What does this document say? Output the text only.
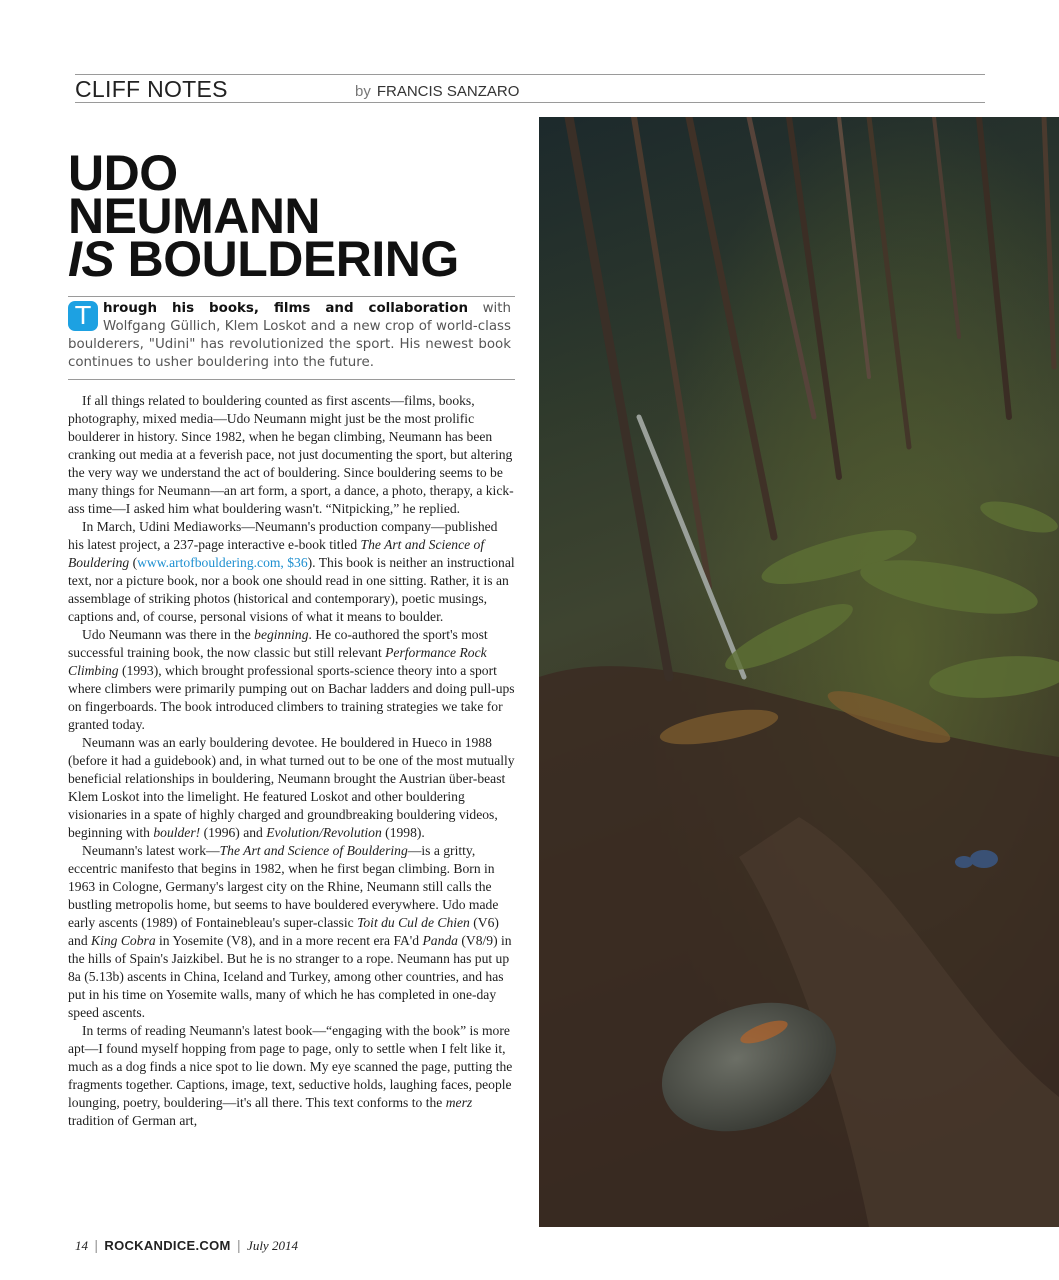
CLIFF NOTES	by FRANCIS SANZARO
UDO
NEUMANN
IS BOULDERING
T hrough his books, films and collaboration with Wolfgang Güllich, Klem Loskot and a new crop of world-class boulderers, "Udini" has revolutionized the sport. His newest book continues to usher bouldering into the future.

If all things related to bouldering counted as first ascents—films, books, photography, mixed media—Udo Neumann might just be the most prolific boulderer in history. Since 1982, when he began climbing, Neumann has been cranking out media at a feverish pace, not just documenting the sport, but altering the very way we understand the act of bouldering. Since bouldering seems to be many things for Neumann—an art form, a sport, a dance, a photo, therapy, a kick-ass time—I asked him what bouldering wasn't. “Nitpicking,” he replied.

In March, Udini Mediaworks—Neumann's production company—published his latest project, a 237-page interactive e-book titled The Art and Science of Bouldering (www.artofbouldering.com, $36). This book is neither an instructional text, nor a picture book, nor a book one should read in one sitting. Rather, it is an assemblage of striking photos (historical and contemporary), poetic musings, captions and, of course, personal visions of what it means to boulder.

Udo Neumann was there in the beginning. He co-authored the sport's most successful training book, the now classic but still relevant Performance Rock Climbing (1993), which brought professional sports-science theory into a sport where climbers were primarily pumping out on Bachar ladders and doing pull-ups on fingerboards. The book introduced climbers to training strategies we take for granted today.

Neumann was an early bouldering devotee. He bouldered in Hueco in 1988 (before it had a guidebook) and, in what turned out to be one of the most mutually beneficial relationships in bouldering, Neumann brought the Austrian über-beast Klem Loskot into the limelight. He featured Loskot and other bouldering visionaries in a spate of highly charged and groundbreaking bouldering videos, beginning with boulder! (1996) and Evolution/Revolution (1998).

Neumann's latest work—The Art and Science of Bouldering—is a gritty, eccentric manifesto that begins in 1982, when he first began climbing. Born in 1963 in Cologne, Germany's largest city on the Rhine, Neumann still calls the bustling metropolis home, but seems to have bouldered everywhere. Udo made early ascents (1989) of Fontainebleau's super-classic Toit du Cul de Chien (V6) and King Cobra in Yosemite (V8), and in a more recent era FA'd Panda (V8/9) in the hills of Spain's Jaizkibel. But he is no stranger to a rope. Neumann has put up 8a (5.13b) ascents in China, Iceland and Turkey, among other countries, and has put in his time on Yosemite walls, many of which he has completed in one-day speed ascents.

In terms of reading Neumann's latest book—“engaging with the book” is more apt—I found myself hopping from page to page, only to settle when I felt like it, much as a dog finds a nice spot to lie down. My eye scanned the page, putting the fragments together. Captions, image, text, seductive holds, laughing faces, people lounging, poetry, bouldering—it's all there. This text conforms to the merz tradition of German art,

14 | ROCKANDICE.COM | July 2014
····················
Work to do
Your task is to copy the entries in full and exactly, without any images.

Written response
What does this document say? Output the text only.
CLIFF NOTES	by FRANCIS SANZARO
UDO
NEUMANN
IS BOULDERING
T hrough his books, films and collaboration with Wolfgang Güllich, Klem Loskot and a new crop of world-class boulderers, "Udini" has revolutionized the sport. His newest book continues to usher bouldering into the future.

If all things related to bouldering counted as first ascents—films, books, photography, mixed media—Udo Neumann might just be the most prolific boulderer in history. Since 1982, when he began climbing, Neumann has been cranking out media at a feverish pace, not just documenting the sport, but altering the very way we understand the act of bouldering. Since bouldering seems to be many things for Neumann—an art form, a sport, a dance, a photo, therapy, a kick-ass time—I asked him what bouldering wasn't. “Nitpicking,” he replied.

In March, Udini Mediaworks—Neumann's production company—published his latest project, a 237-page interactive e-book titled The Art and Science of Bouldering (www.artofbouldering.com, $36). This book is neither an instructional text, nor a picture book, nor a book one should read in one sitting. Rather, it is an assemblage of striking photos (historical and contemporary), poetic musings, captions and, of course, personal visions of what it means to boulder.

Udo Neumann was there in the beginning. He co-authored the sport's most successful training book, the now classic but still relevant Performance Rock Climbing (1993), which brought professional sports-science theory into a sport where climbers were primarily pumping out on Bachar ladders and doing pull-ups on fingerboards. The book introduced climbers to training strategies we take for granted today.

Neumann was an early bouldering devotee. He bouldered in Hueco in 1988 (before it had a guidebook) and, in what turned out to be one of the most mutually beneficial relationships in bouldering, Neumann brought the Austrian über-beast Klem Loskot into the limelight. He featured Loskot and other bouldering visionaries in a spate of highly charged and groundbreaking bouldering videos, beginning with boulder! (1996) and Evolution/Revolution (1998).

Neumann's latest work—The Art and Science of Bouldering—is a gritty, eccentric manifesto that begins in 1982, when he first began climbing. Born in 1963 in Cologne, Germany's largest city on the Rhine, Neumann still calls the bustling metropolis home, but seems to have bouldered everywhere. Udo made early ascents (1989) of Fontainebleau's super-classic Toit du Cul de Chien (V6) and King Cobra in Yosemite (V8), and in a more recent era FA'd Panda (V8/9) in the hills of Spain's Jaizkibel. But he is no stranger to a rope. Neumann has put up 8a (5.13b) ascents in China, Iceland and Turkey, among other countries, and has put in his time on Yosemite walls, many of which he has completed in one-day speed ascents.

In terms of reading Neumann's latest book—“engaging with the book” is more apt—I found myself hopping from page to page, only to settle when I felt like it, much as a dog finds a nice spot to lie down. My eye scanned the page, putting the fragments together. Captions, image, text, seductive holds, laughing faces, people lounging, poetry, bouldering—it's all there. This text conforms to the merz tradition of German art,

14 | ROCKANDICE.COM | July 2014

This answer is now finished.